Task to complete: Omit all pictures. Copy the rest of the material exactly.

··· Data supplied

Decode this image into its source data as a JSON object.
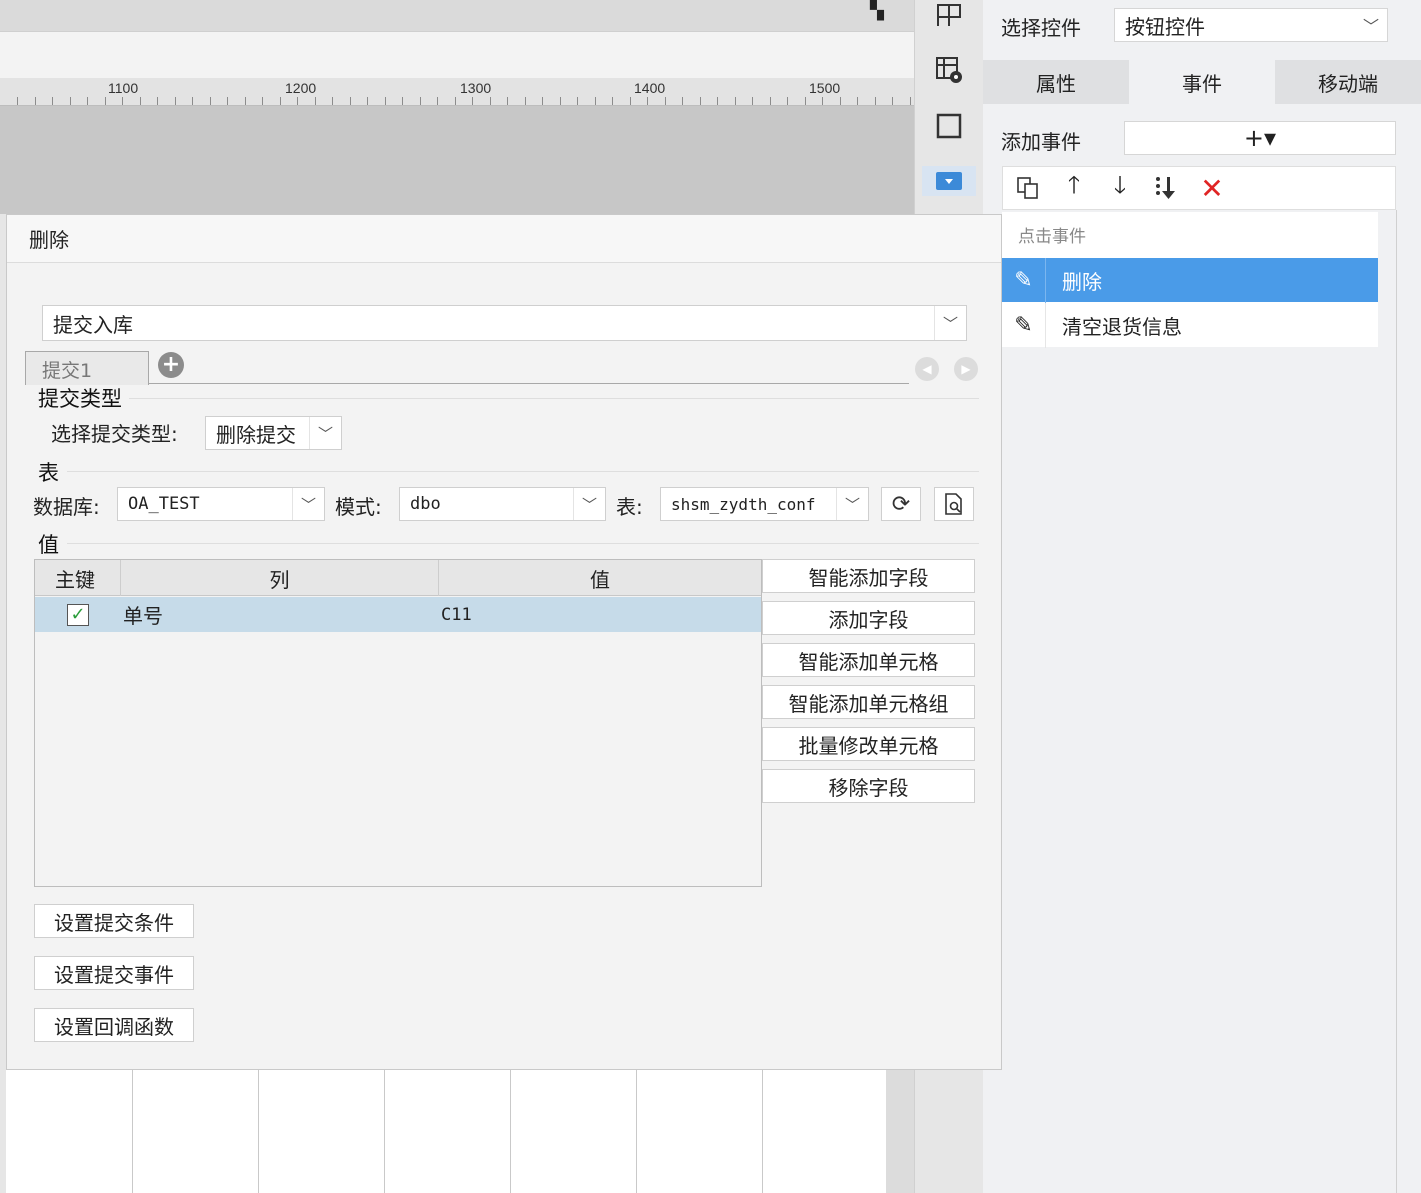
{
  "ruler": {
    "labels": [
      "1100",
      "1200",
      "1300",
      "1400",
      "1500"
    ]
  },
  "strip": {
    "icons": [
      "layout-icon",
      "table-settings-icon",
      "frame-icon",
      "dropdown-widget-icon"
    ]
  },
  "right_panel": {
    "select_label": "选择控件",
    "select_value": "按钮控件",
    "tabs": [
      "属性",
      "事件",
      "移动端"
    ],
    "active_tab": "事件",
    "add_event_label": "添加事件",
    "add_event_button": "+▾",
    "toolbar_icons": [
      "copy-icon",
      "move-up-icon",
      "move-down-icon",
      "move-bottom-icon",
      "delete-icon"
    ],
    "event_group": "点击事件",
    "events": [
      {
        "label": "删除",
        "selected": true
      },
      {
        "label": "清空退货信息",
        "selected": false
      }
    ],
    "selected_color": "#4a9be8"
  },
  "dialog": {
    "title": "删除",
    "action_type": "提交入库",
    "subtab": "提交1",
    "section_submit_type": "提交类型",
    "submit_type_label": "选择提交类型:",
    "submit_type_value": "删除提交",
    "section_table": "表",
    "db_label": "数据库:",
    "db_value": "OA_TEST",
    "schema_label": "模式:",
    "schema_value": "dbo",
    "table_label": "表:",
    "table_value": "shsm_zydth_conf",
    "section_value": "值",
    "grid": {
      "headers": [
        "主键",
        "列",
        "值"
      ],
      "rows": [
        {
          "key": true,
          "column": "单号",
          "value": "C11"
        }
      ]
    },
    "side_buttons": [
      "智能添加字段",
      "添加字段",
      "智能添加单元格",
      "智能添加单元格组",
      "批量修改单元格",
      "移除字段"
    ],
    "bottom_buttons": [
      "设置提交条件",
      "设置提交事件",
      "设置回调函数"
    ]
  }
}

······

Solution to this exercise:
Decode this image into its source data as a JSON object.
{
  "ruler": {
    "labels": [
      "1100",
      "1200",
      "1300",
      "1400",
      "1500"
    ]
  },
  "strip": {
    "icons": [
      "layout-icon",
      "table-settings-icon",
      "frame-icon",
      "dropdown-widget-icon"
    ]
  },
  "right_panel": {
    "select_label": "选择控件",
    "select_value": "按钮控件",
    "tabs": [
      "属性",
      "事件",
      "移动端"
    ],
    "active_tab": "事件",
    "add_event_label": "添加事件",
    "add_event_button": "+▾",
    "toolbar_icons": [
      "copy-icon",
      "move-up-icon",
      "move-down-icon",
      "move-bottom-icon",
      "delete-icon"
    ],
    "event_group": "点击事件",
    "events": [
      {
        "label": "删除",
        "selected": true
      },
      {
        "label": "清空退货信息",
        "selected": false
      }
    ],
    "selected_color": "#4a9be8"
  },
  "dialog": {
    "title": "删除",
    "action_type": "提交入库",
    "subtab": "提交1",
    "section_submit_type": "提交类型",
    "submit_type_label": "选择提交类型:",
    "submit_type_value": "删除提交",
    "section_table": "表",
    "db_label": "数据库:",
    "db_value": "OA_TEST",
    "schema_label": "模式:",
    "schema_value": "dbo",
    "table_label": "表:",
    "table_value": "shsm_zydth_conf",
    "section_value": "值",
    "grid": {
      "headers": [
        "主键",
        "列",
        "值"
      ],
      "rows": [
        {
          "key": true,
          "column": "单号",
          "value": "C11"
        }
      ]
    },
    "side_buttons": [
      "智能添加字段",
      "添加字段",
      "智能添加单元格",
      "智能添加单元格组",
      "批量修改单元格",
      "移除字段"
    ],
    "bottom_buttons": [
      "设置提交条件",
      "设置提交事件",
      "设置回调函数"
    ]
  }
}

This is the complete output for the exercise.